EXERCISE DETAILS
Copy the lines of the listing between the line holding "annotation: Soil profile" and the line holding "y-tick-label: 1.2: [100, 179, 125, 201]", inclusive, reproducing them without change.

____ PROVIDED RECORDS

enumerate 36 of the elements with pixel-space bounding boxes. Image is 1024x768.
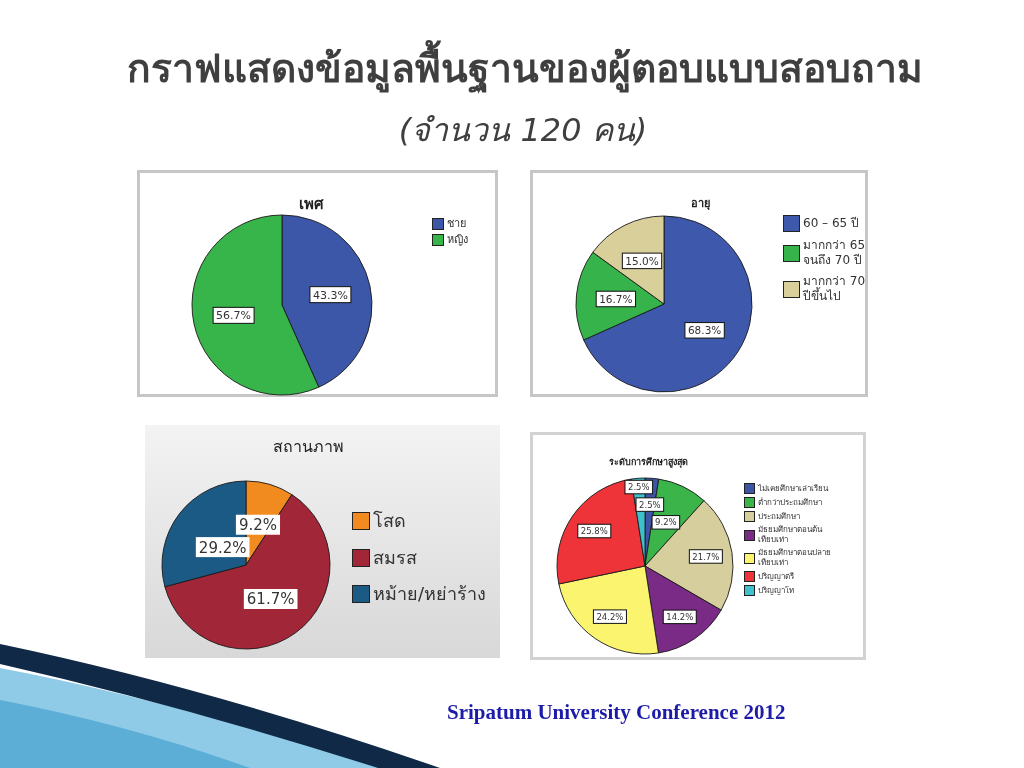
data-label: 9.2%: [238, 516, 278, 535]
legend-label: สมรส: [373, 546, 417, 569]
data-label: 68.3%: [687, 324, 722, 337]
chart-title: เพศ: [298, 195, 324, 213]
data-label: 61.7%: [246, 590, 295, 609]
data-label: 15.0%: [625, 254, 659, 267]
text: (จำนวน 120 คน): [397, 110, 649, 151]
data-label: 14.2%: [666, 611, 694, 622]
data-label: 29.2%: [198, 538, 247, 557]
data-label: 21.7%: [692, 551, 720, 562]
legend-label: หม้าย/หย่าร้าง: [373, 583, 487, 606]
legend-label: มัธยมศึกษาตอนต้นเทียบเท่า: [758, 525, 824, 545]
legend-label: มากกว่า 65 จนถึง 70 ปี: [803, 238, 867, 268]
chart-title: ระดับการศึกษาสูงสุด: [608, 457, 688, 468]
legend-label: ชาย: [447, 217, 466, 231]
legend-label: 60 – 65 ปี: [803, 216, 860, 231]
legend-label: ไม่เคยศึกษาเล่าเรียน: [758, 483, 830, 494]
data-label: 9.2%: [655, 517, 677, 528]
legend-label: ประถมศึกษา: [758, 511, 801, 522]
chart-title: สถานภาพ: [272, 437, 344, 456]
legend-label: มากกว่า 70 ปีขึ้นไป: [803, 274, 867, 304]
legend-label: ปริญญาตรี: [758, 571, 795, 582]
data-label: 24.2%: [596, 611, 624, 622]
legend-label: โสด: [373, 510, 406, 533]
data-label: 56.7%: [216, 309, 252, 323]
data-label: 25.8%: [580, 526, 608, 537]
legend-label: มัธยมศึกษาตอนปลายเทียบเท่า: [758, 548, 832, 568]
data-label: 43.3%: [312, 288, 348, 302]
legend-label: หญิง: [447, 232, 468, 247]
legend-label: ปริญญาโท: [758, 585, 795, 596]
data-label: 2.5%: [639, 499, 661, 510]
chart-title: อายุ: [690, 197, 710, 211]
data-label: 16.7%: [599, 292, 633, 305]
data-label: 2.5%: [627, 482, 650, 493]
legend-label: ต่ำกว่าประถมศึกษา: [758, 497, 823, 508]
text: Sripatum University Conference 2012: [447, 700, 786, 725]
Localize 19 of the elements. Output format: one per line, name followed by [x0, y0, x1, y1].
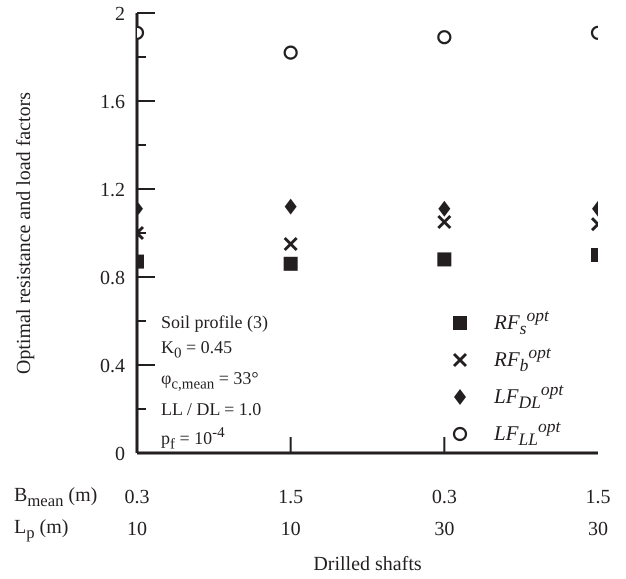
annotation: Soil profile (3): [161, 311, 268, 334]
x-tick-label: 0.3 30: [432, 486, 457, 540]
annotation: K$_{0}$ = 0.45: [161, 336, 234, 364]
y-tick-label: 1.6: [100, 91, 125, 113]
y-axis-title: Optimal resistance and load factors: [13, 92, 35, 374]
y-tick-label: 1.2: [100, 179, 125, 201]
y-tick-label: 0: [115, 443, 125, 465]
annotation: φ$_{c,mean}$ = 33°: [161, 366, 260, 394]
x-tick-label: 1.5 30: [586, 486, 610, 540]
y-tick-label: 0.4: [100, 355, 125, 377]
x-axis-title: Drilled shafts: [313, 553, 422, 575]
annotation: LL / DL = 1.0: [161, 398, 262, 421]
y-tick-label: 2: [115, 3, 125, 25]
text: B$_{mean}$ (m): [14, 484, 98, 511]
annotation: p$_{f}$ = 10$^{-4}$: [161, 424, 226, 455]
text: L$_{p}$ (m): [14, 516, 68, 543]
x-tick-label: 0.3 10: [124, 486, 150, 540]
x-tick-label: 1.5 10: [278, 486, 304, 540]
y-tick-label: 0.8: [100, 267, 125, 289]
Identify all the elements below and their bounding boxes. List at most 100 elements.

________

OUTPUT OF THE EXERCISE
annotation: Soil profile (3): [161, 311, 268, 334]
x-tick-label: 0.3 30: [432, 486, 457, 540]
annotation: K$_{0}$ = 0.45: [161, 336, 234, 364]
y-tick-label: 1.6: [100, 91, 125, 113]
y-axis-title: Optimal resistance and load factors: [13, 92, 35, 374]
y-tick-label: 1.2: [100, 179, 125, 201]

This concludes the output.